# WORK TO COMPLETE:
Leave the pictures out and reproduce, exactly, the lines from the one with "Give me a plain-text" through the end of the entries below.

# RAW RECORDS:
========================================
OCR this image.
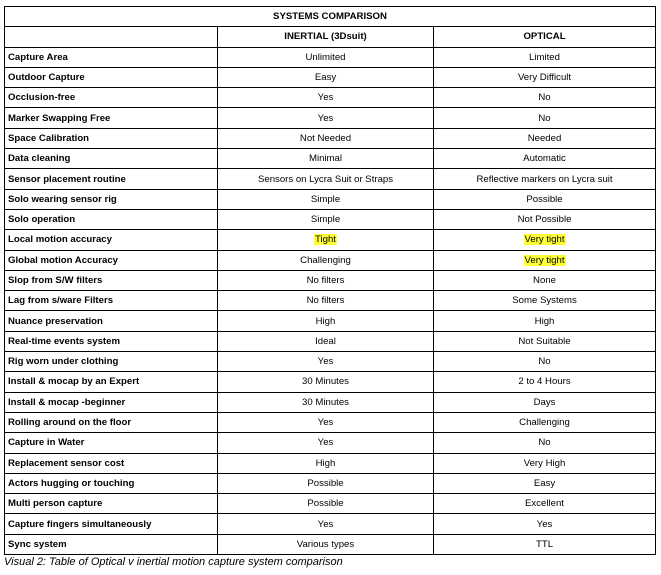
SYSTEMS COMPARISON		
	INERTIAL (3Dsuit)	OPTICAL
Capture Area	Unlimited	Limited
Outdoor Capture	Easy	Very Difficult
Occlusion-free	Yes	No
Marker Swapping Free	Yes	No
Space Calibration	Not Needed	Needed
Data cleaning	Minimal	Automatic
Sensor placement routine	Sensors on Lycra Suit or Straps	Reflective markers on Lycra suit
Solo wearing sensor rig	Simple	Possible
Solo operation	Simple	Not Possible
Local motion accuracy	Tight	Very tight
Global motion Accuracy	Challenging	Very tight
Slop from S/W filters	No filters	None
Lag from s/ware Filters	No filters	Some Systems
Nuance preservation	High	High
Real-time events system	Ideal	Not Suitable
Rig worn under clothing	Yes	No
Install & mocap by an Expert	30 Minutes	2 to 4 Hours
Install & mocap -beginner	30 Minutes	Days
Rolling around on the floor	Yes	Challenging
Capture in Water	Yes	No
Replacement sensor cost	High	Very High
Actors hugging or touching	Possible	Easy
Multi person capture	Possible	Excellent
Capture fingers simultaneously	Yes	Yes
Sync system	Various types	TTL
Visual 2: Table of Optical v inertial motion capture system comparison
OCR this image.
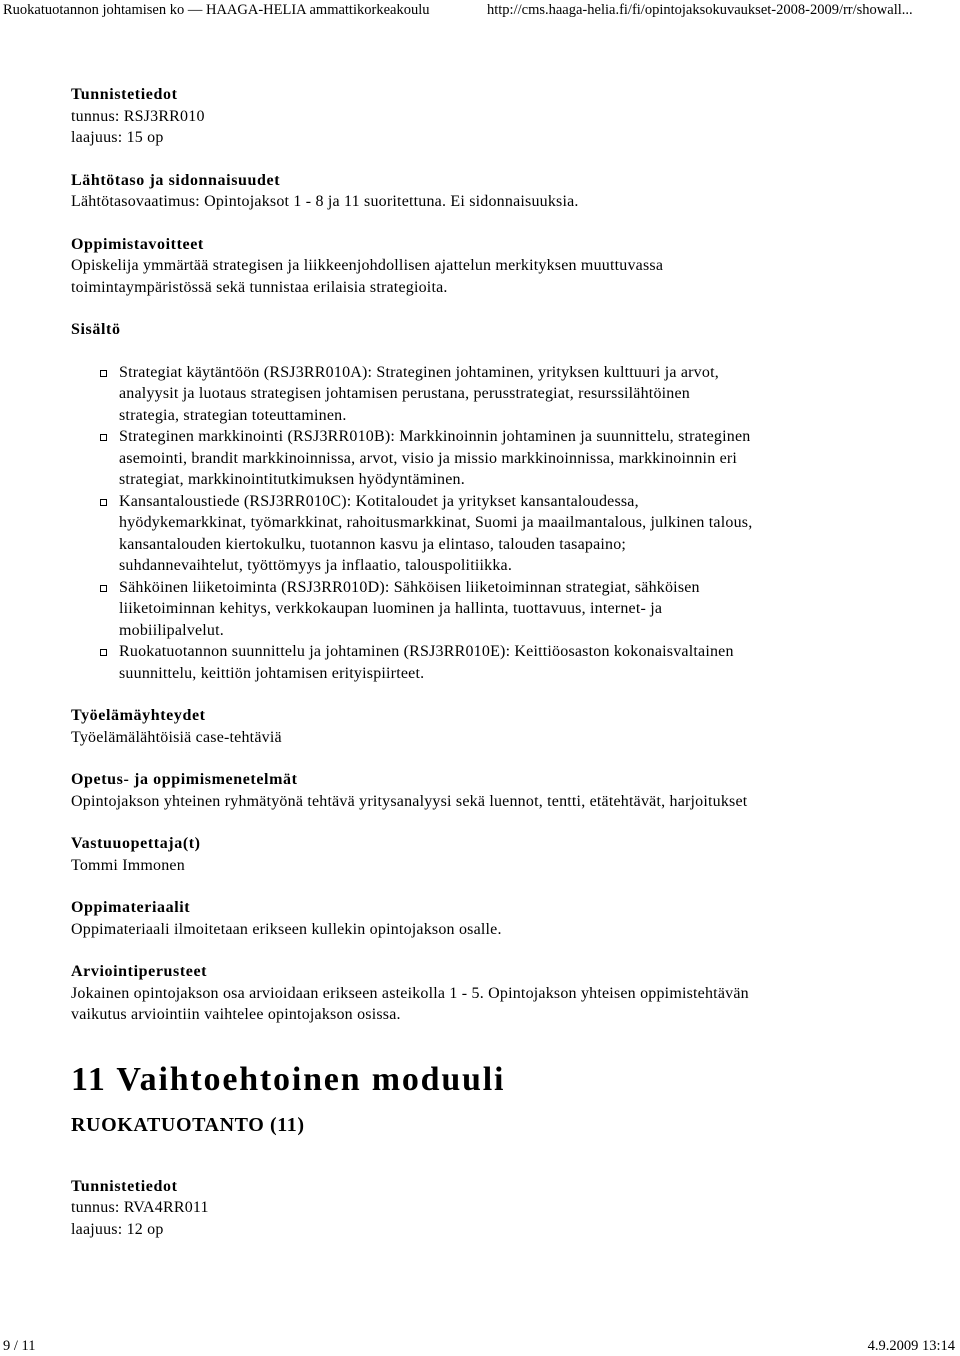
Ruokatuotannon johtamisen ko — HAAGA-HELIA ammattikorkeakoulu	http://cms.haaga-helia.fi/fi/opintojaksokuvaukset-2008-2009/rr/showall...
Tunnistetiedot
tunnus: RSJ3RR010
laajuus: 15 op
Lähtötaso ja sidonnaisuudet
Lähtötasovaatimus: Opintojaksot 1 - 8 ja 11 suoritettuna. Ei sidonnaisuuksia.
Oppimistavoitteet
Opiskelija ymmärtää strategisen ja liikkeenjohdollisen ajattelun merkityksen muuttuvassa
toimintaympäristössä sekä tunnistaa erilaisia strategioita.
Sisältö
Strategiat käytäntöön (RSJ3RR010A): Strateginen johtaminen, yrityksen kulttuuri ja arvot,
analyysit ja luotaus strategisen johtamisen perustana, perusstrategiat, resurssilähtöinen
strategia, strategian toteuttaminen.
Strateginen markkinointi (RSJ3RR010B): Markkinoinnin johtaminen ja suunnittelu, strateginen
asemointi, brandit markkinoinnissa, arvot, visio ja missio markkinoinnissa, markkinoinnin eri
strategiat, markkinointitutkimuksen hyödyntäminen.
Kansantaloustiede (RSJ3RR010C): Kotitaloudet ja yritykset kansantaloudessa,
hyödykemarkkinat, työmarkkinat, rahoitusmarkkinat, Suomi ja maailmantalous, julkinen talous,
kansantalouden kiertokulku, tuotannon kasvu ja elintaso, talouden tasapaino;
suhdannevaihtelut, työttömyys ja inflaatio, talouspolitiikka.
Sähköinen liiketoiminta (RSJ3RR010D): Sähköisen liiketoiminnan strategiat, sähköisen
liiketoiminnan kehitys, verkkokaupan luominen ja hallinta, tuottavuus, internet- ja
mobiilipalvelut.
Ruokatuotannon suunnittelu ja johtaminen (RSJ3RR010E): Keittiöosaston kokonaisvaltainen
suunnittelu, keittiön johtamisen erityispiirteet.
Työelämäyhteydet
Työelämälähtöisiä case-tehtäviä
Opetus- ja oppimismenetelmät
Opintojakson yhteinen ryhmätyönä tehtävä yritysanalyysi sekä luennot, tentti, etätehtävät, harjoitukset
Vastuuopettaja(t)
Tommi Immonen
Oppimateriaalit
Oppimateriaali ilmoitetaan erikseen kullekin opintojakson osalle.
Arviointiperusteet
Jokainen opintojakson osa arvioidaan erikseen asteikolla 1 - 5. Opintojakson yhteisen oppimistehtävän
vaikutus arviointiin vaihtelee opintojakson osissa.
11 Vaihtoehtoinen moduuli
RUOKATUOTANTO (11)
Tunnistetiedot
tunnus: RVA4RR011
laajuus: 12 op
9 / 11	4.9.2009 13:14
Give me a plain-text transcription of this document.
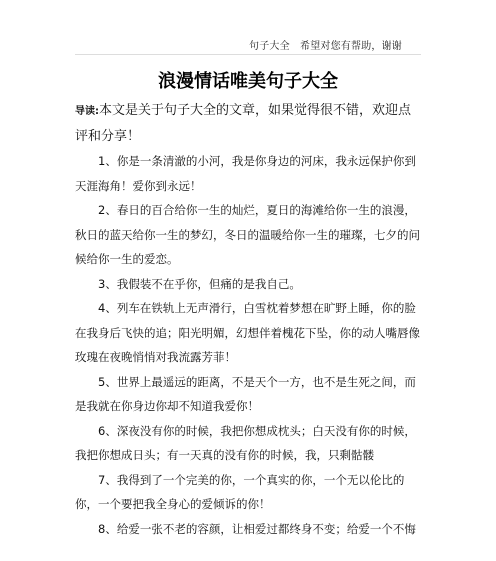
句子大全　希望对您有帮助，谢谢
浪漫情话唯美句子大全

导读:本文是关于句子大全的文章，如果觉得很不错，欢迎点评和分享！

1、你是一条清澈的小河，我是你身边的河床，我永远保护你到天涯海角！爱你到永远！

2、春日的百合给你一生的灿烂，夏日的海滩给你一生的浪漫，秋日的蓝天给你一生的梦幻，冬日的温暖给你一生的璀璨，七夕的问候给你一生的爱恋。

3、我假装不在乎你，但痛的是我自己。

4、列车在铁轨上无声滑行，白雪枕着梦想在旷野上睡，你的脸在我身后飞快的追；阳光明媚，幻想伴着槐花下坠，你的动人嘴唇像玫瑰在夜晚悄悄对我流露芳菲！

5、世界上最遥远的距离，不是天个一方，也不是生死之间，而是我就在你身边你却不知道我爱你！

6、深夜没有你的时候，我把你想成枕头；白天没有你的时候，我把你想成日头；有一天真的没有你的时候，我，只剩骷髅

7、我得到了一个完美的你，一个真实的你，一个无以伦比的你，一个要把我全身心的爱倾诉的你！

8、给爱一张不老的容颜，让相爱过都终身不变；给爱一个不悔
========================================
# CORRECT ANSWER:
Give me a plain-text transcription of this document.
句子大全　希望对您有帮助，谢谢
浪漫情话唯美句子大全

导读:本文是关于句子大全的文章，如果觉得很不错，欢迎点评和分享！

1、你是一条清澈的小河，我是你身边的河床，我永远保护你到天涯海角！爱你到永远！

2、春日的百合给你一生的灿烂，夏日的海滩给你一生的浪漫，秋日的蓝天给你一生的梦幻，冬日的温暖给你一生的璀璨，七夕的问候给你一生的爱恋。

3、我假装不在乎你，但痛的是我自己。

4、列车在铁轨上无声滑行，白雪枕着梦想在旷野上睡，你的脸在我身后飞快的追；阳光明媚，幻想伴着槐花下坠，你的动人嘴唇像玫瑰在夜晚悄悄对我流露芳菲！

5、世界上最遥远的距离，不是天个一方，也不是生死之间，而是我就在你身边你却不知道我爱你！

6、深夜没有你的时候，我把你想成枕头；白天没有你的时候，我把你想成日头；有一天真的没有你的时候，我，只剩骷髅

7、我得到了一个完美的你，一个真实的你，一个无以伦比的你，一个要把我全身心的爱倾诉的你！

8、给爱一张不老的容颜，让相爱过都终身不变；给爱一个不悔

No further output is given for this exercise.